▶ **What you will do**:
Below are the records. Gather each line that holds "High".

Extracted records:
• • • • • • •

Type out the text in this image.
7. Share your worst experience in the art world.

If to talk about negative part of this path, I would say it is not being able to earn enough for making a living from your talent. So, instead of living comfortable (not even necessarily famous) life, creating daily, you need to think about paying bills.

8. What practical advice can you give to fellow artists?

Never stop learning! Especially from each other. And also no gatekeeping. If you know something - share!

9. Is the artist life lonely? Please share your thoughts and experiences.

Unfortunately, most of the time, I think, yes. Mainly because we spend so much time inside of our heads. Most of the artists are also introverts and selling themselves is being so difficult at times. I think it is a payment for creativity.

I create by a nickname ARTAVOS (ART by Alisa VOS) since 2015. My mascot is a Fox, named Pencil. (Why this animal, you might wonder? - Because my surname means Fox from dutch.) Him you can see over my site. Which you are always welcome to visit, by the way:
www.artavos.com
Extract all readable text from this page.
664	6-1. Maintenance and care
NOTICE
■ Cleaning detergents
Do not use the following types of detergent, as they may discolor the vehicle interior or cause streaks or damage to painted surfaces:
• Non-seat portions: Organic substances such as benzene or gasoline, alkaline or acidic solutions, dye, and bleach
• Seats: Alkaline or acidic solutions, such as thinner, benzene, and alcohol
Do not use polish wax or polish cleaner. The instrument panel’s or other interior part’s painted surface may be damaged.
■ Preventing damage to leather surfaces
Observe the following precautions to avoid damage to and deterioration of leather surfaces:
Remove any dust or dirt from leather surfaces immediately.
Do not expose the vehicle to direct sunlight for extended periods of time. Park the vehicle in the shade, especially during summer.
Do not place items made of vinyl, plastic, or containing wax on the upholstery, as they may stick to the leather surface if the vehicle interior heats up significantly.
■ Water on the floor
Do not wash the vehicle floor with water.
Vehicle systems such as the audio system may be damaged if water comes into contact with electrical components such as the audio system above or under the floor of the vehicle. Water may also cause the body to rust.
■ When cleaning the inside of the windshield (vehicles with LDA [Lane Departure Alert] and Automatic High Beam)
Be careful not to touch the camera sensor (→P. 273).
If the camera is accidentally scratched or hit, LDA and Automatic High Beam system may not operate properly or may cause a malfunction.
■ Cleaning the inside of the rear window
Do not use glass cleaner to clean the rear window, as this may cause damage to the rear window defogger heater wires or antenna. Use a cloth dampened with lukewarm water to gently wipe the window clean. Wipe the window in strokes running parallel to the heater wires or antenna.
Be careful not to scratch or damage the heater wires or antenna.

• • • • • • •

▶ **Exercise output**:
■ When cleaning the inside of the windshield (vehicles with LDA [Lane Departure Alert] and Automatic High Beam)
If the camera is accidentally scratched or hit, LDA and Automatic High Beam system may not operate properly or may cause a malfunction.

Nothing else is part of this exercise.